GPU-flavor-naming-refinement

After some research, see here and below, I came to following conclusions: The GPU flavor naming should be changed in a way that is more clear what to expect and most important unfortunately we cannot use a general performance indicator, which was introduced in the prior flavor naming standard. In general the current standard has 4 major problems I want to tackle here.

Derivation:

current standard:

right now the standard suggests something like this: SCS-16V-64-500s_GNa-14h
lets translate it, this flavor indicates a 16 vCPU core flavor with 64gb RAM, 500gb disk and a passthrough Nvidia GPU (N) from the "Ampere" (a) generation with 14 "streaming multiprocessors (sm)" and an "h" for "high-performance"
so far so good

Problem 1 - transparency

What GPU exactly is a GNa-14h?

in regard to the corresponding comment in the standard, this flavor should imply 1/4 of a Nvidia A30 GPU with the SM number of "14" (besides that, the capital "G" implies that it is a passthrough GPU rather than a virtual GPU and thus the "1/4" indicator does not really make sense - just a mistake in the standard)
the user would just not know that it is an A30 GPU, even if we make it "14*4=56" to get the real number of SMs for this GPU, the user would still not know what to get

Solution of Problem 1

make a GPU list for SCS with all corresponding specs and maybe even extend it to vGPUs where fractions of the real SM numbers are given
"There we go, fixed!" - you might think

but there is more...

Problem 2 - inconsistency

a "streaming multiprocessor" for Nvidia and a "computing unit" for AMD CANNOT be compared, at least not in a clear and logical way... Why?
there are discrepancies between the performance of a GPU and the number of SMs or CUs or whatever
this applies for GPUs from the same vendor as well as between different vendors

for Nvidia examples, see here:

the Nvidia A100 has 108 SMs
the Nvidia H100 has 114 SMs
the Nvidia L40 has 142 SMs
ranked by performance: H100 > A100 > L40
Note: H100 is 4x faster than the A100 even though it just has 6 SMs more, the L40 is significantly slower than the A100 but has more SMs

for AMD examples, see here:

AMD MI100 has 120 CUs
AMD MI250 has 208 CUs
AMD MI250x has 220 CUs

Different Performance Benchmarks (for more details see here and here):

FP64 Performance: H100 > MI250(x) > A100 > MI100
Memory Bandwidth: H100 > MI250(x) > A100 > MI100
Tensor Performance (FP16): H100 > MI250(x) > A100 > MI100

Conclusion to inconsistency: we can see, that the H100 has significantly less SMs than the MI250(x) has CUs but outperforms the AMD counterparts x times. Therefore it is not really consistent to assume a somewhat linear or understandable relation between SMs, CUs and performance.

Problem 3 - other factors Architectural Differences:

Nvidia SMs: Each streaming multiprocessor (SM) in an Nvidia GPU contains multiple CUDA cores, Tensor cores, memory caches, and other components that handle different types of workloads. The exact configuration and capabilities of an SM can vary significantly between different Nvidia architectures (e.g., Ampere vs. Hopper).

WORK INSTRUCTIONS.
• a. In the GPU flavor naming post, what does the final "h" in GNa-14h stand for?
• b. Echo the GPU flavor naming post word for word, starting with "in regard to" and going on through "in the standard)".
The material after this point comes from a separate source.

DATA SECTION.
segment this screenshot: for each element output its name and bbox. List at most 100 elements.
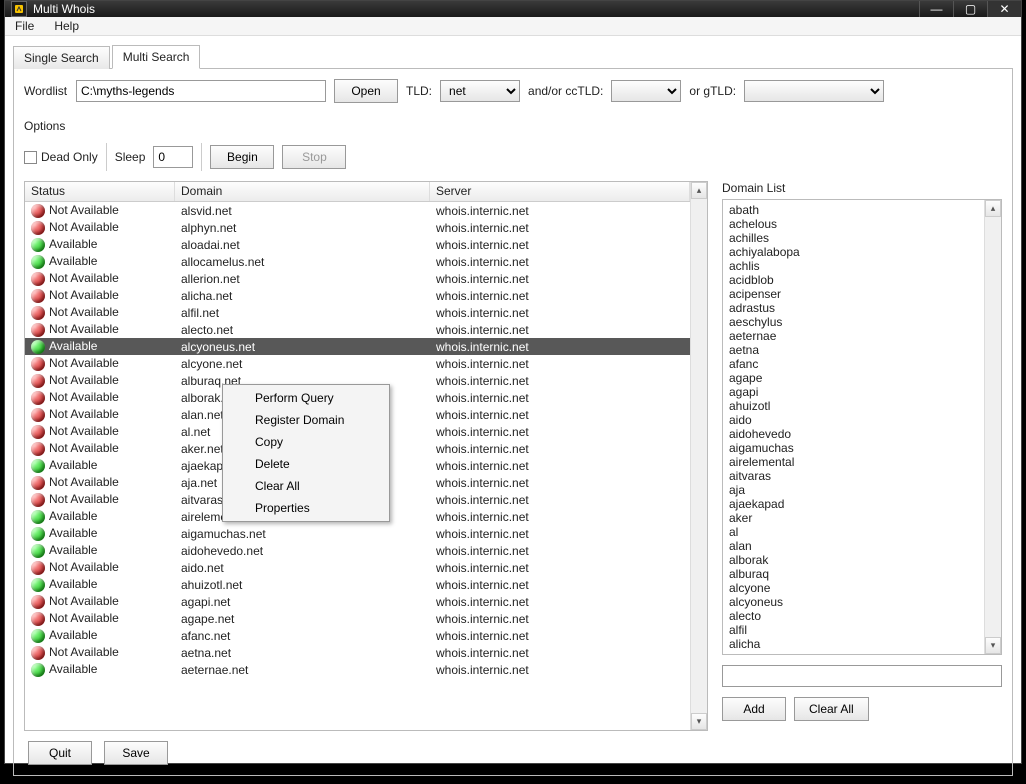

TASK SOLUTIONS.
• a. High-performance.

• b.
in regard to the corresponding comment in the standard, this flavor should imply 1/4 of a Nvidia A30 GPU with the SM number of "14" (besides that, the capital "G" implies that it is a passthrough GPU rather than a virtual GPU and thus the "1/4" indicator does not really make sense - just a mistake in the standard)